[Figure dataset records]
* Begin *
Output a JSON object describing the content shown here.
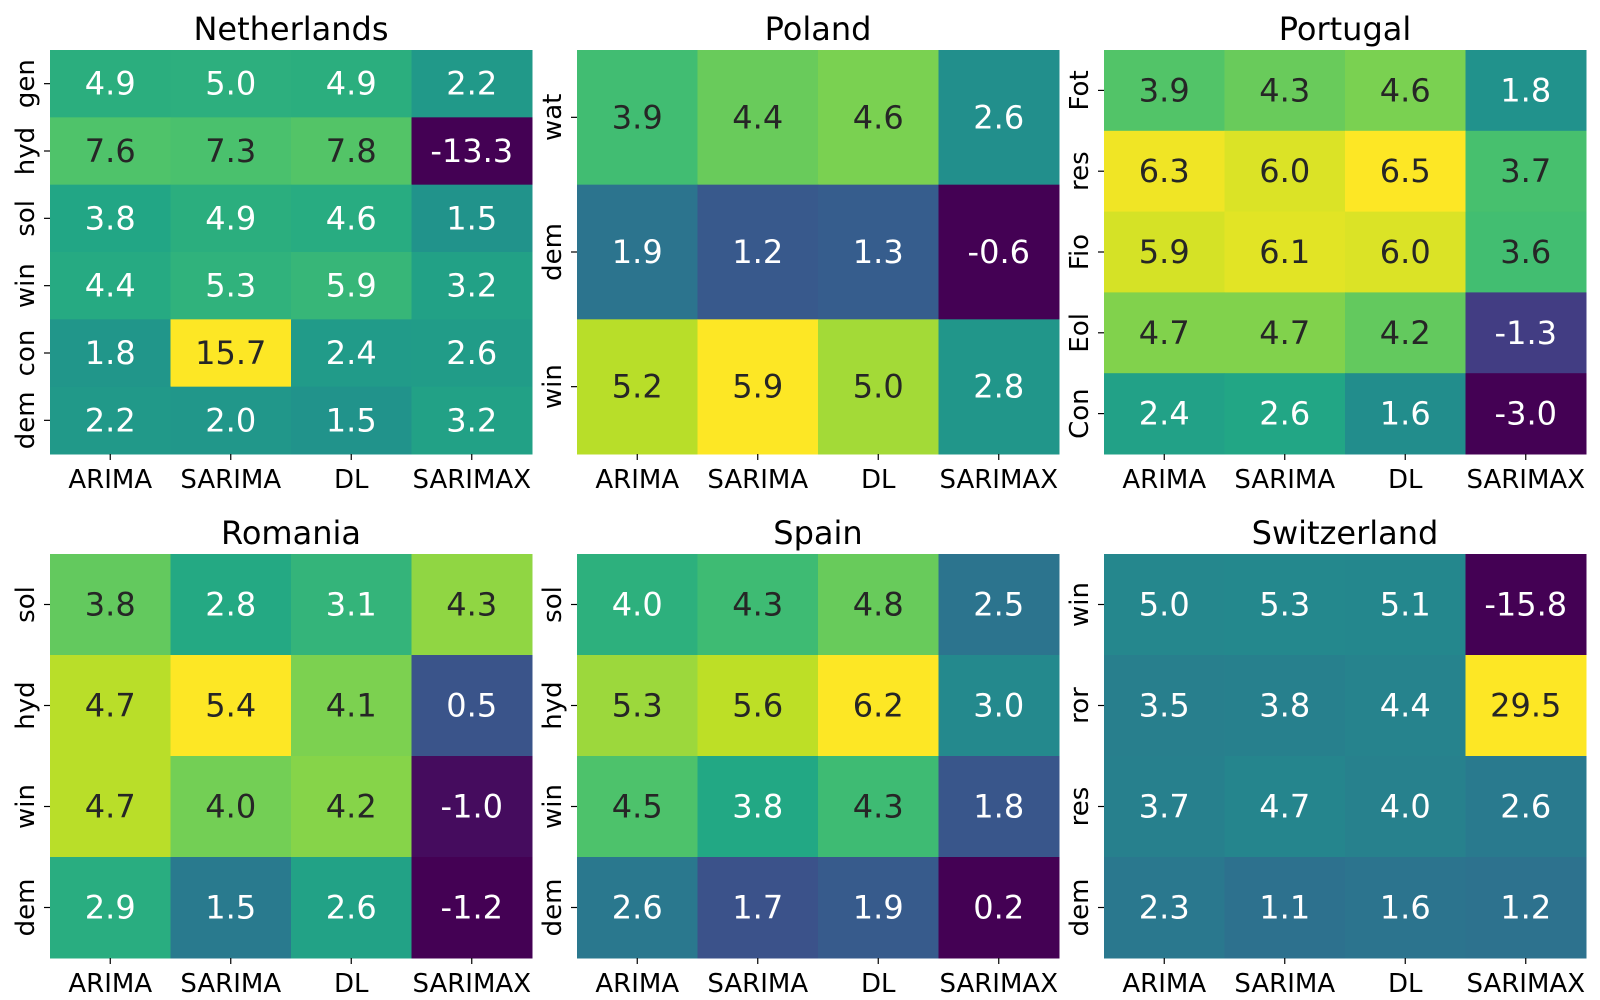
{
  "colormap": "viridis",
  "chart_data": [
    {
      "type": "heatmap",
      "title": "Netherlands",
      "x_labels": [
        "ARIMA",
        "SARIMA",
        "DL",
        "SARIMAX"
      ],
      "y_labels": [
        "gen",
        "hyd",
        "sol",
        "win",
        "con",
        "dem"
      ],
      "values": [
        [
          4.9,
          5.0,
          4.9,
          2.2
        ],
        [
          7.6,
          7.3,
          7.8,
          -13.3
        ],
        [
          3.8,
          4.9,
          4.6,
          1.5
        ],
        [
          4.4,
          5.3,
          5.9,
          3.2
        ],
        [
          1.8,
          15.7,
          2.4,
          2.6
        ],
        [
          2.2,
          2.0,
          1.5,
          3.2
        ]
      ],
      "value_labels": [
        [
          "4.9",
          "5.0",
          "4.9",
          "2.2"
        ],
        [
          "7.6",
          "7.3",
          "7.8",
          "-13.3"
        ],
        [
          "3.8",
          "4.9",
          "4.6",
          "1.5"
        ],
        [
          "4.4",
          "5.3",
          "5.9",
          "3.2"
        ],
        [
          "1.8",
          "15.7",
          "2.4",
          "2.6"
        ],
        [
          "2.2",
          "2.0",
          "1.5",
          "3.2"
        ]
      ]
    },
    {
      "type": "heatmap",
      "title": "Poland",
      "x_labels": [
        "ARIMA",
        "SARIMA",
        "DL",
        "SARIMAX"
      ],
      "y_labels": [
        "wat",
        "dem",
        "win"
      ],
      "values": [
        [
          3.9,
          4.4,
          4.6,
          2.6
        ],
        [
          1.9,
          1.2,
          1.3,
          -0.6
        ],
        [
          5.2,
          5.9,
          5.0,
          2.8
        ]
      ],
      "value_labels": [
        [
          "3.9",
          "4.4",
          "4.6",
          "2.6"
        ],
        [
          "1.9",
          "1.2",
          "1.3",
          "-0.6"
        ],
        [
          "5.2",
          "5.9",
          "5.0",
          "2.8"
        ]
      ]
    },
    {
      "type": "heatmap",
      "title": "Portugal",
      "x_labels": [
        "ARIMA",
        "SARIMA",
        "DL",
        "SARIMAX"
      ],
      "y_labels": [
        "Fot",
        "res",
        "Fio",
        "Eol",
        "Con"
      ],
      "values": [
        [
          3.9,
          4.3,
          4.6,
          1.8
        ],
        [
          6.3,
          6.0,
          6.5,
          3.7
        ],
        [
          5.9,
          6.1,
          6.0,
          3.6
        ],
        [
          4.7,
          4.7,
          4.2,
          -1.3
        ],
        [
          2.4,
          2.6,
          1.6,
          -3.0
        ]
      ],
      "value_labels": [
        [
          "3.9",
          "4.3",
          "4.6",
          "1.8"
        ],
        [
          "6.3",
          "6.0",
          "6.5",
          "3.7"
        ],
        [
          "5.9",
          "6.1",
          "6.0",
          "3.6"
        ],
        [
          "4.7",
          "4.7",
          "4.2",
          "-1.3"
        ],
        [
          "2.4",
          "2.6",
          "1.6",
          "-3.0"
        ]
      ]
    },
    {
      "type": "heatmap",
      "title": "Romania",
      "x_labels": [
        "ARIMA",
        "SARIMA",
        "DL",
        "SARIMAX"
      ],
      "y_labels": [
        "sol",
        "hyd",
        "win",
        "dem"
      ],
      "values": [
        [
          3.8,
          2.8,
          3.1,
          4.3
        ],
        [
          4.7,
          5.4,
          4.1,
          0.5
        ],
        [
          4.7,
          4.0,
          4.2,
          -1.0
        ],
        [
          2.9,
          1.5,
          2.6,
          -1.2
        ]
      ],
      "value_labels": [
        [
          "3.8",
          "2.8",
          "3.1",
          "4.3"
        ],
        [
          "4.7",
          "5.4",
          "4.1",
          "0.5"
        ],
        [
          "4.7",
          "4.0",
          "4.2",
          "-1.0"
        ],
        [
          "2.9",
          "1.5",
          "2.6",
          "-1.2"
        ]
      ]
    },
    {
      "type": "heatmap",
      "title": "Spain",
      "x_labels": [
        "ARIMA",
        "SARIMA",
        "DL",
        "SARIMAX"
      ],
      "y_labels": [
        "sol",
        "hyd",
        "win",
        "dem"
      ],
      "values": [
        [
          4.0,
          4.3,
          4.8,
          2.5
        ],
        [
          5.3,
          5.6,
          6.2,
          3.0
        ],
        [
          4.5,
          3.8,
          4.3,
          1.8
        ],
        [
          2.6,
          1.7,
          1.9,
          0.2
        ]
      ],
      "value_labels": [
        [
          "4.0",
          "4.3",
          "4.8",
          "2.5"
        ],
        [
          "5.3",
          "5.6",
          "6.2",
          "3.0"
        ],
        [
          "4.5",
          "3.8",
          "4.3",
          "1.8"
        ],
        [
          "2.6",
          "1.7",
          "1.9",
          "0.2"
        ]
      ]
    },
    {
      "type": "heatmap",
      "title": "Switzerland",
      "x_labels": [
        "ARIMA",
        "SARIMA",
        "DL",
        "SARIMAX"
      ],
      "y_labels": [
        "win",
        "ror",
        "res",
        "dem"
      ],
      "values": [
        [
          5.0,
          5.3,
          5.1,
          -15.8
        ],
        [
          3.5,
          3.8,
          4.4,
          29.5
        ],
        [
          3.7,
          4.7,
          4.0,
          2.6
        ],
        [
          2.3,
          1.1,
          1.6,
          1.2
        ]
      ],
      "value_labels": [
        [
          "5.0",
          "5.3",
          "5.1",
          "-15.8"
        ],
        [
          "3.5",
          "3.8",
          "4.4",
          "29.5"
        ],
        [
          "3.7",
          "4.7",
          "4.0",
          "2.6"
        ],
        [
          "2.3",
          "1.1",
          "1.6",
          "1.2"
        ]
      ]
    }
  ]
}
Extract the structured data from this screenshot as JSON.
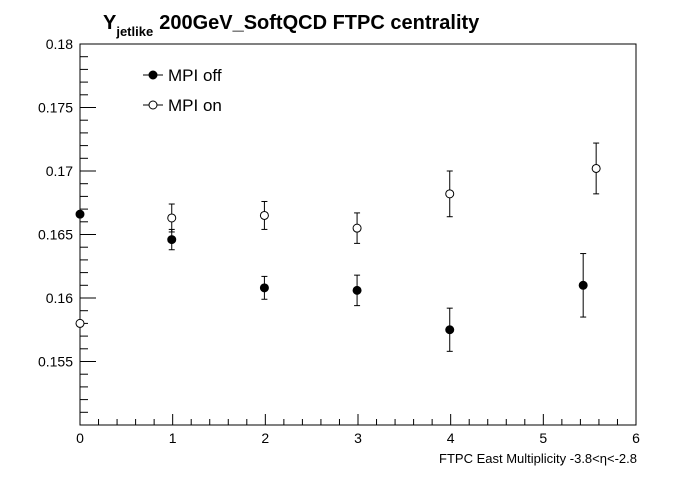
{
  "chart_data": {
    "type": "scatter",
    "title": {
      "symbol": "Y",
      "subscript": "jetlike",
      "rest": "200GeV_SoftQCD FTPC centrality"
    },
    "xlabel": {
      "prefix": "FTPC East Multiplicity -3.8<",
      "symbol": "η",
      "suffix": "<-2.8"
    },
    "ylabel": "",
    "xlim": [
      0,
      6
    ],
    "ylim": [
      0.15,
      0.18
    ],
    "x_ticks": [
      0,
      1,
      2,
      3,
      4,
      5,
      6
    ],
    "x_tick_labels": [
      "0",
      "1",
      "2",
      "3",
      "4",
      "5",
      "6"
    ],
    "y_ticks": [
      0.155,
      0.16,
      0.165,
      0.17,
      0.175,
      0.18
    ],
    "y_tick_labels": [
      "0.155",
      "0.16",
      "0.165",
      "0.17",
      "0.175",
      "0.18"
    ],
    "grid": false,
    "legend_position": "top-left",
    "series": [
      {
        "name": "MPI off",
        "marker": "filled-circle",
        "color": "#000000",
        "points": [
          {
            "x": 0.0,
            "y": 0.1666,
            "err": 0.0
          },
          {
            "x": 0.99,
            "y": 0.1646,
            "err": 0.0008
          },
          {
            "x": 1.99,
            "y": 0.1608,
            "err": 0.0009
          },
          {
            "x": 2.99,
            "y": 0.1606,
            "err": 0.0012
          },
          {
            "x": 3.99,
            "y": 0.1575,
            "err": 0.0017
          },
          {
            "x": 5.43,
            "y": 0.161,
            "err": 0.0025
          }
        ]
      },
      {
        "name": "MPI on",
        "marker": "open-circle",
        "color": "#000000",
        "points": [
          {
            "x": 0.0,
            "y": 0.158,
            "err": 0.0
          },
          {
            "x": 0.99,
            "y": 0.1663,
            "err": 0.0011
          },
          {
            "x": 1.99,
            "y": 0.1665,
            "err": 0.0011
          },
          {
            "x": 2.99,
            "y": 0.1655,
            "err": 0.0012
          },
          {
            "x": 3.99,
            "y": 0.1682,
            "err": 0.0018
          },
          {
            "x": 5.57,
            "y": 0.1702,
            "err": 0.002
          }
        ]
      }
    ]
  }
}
* End *
GOAL – Lines containing the word "title" are to be tallied; report only the total.

RESPONSE TO THE TASK – 7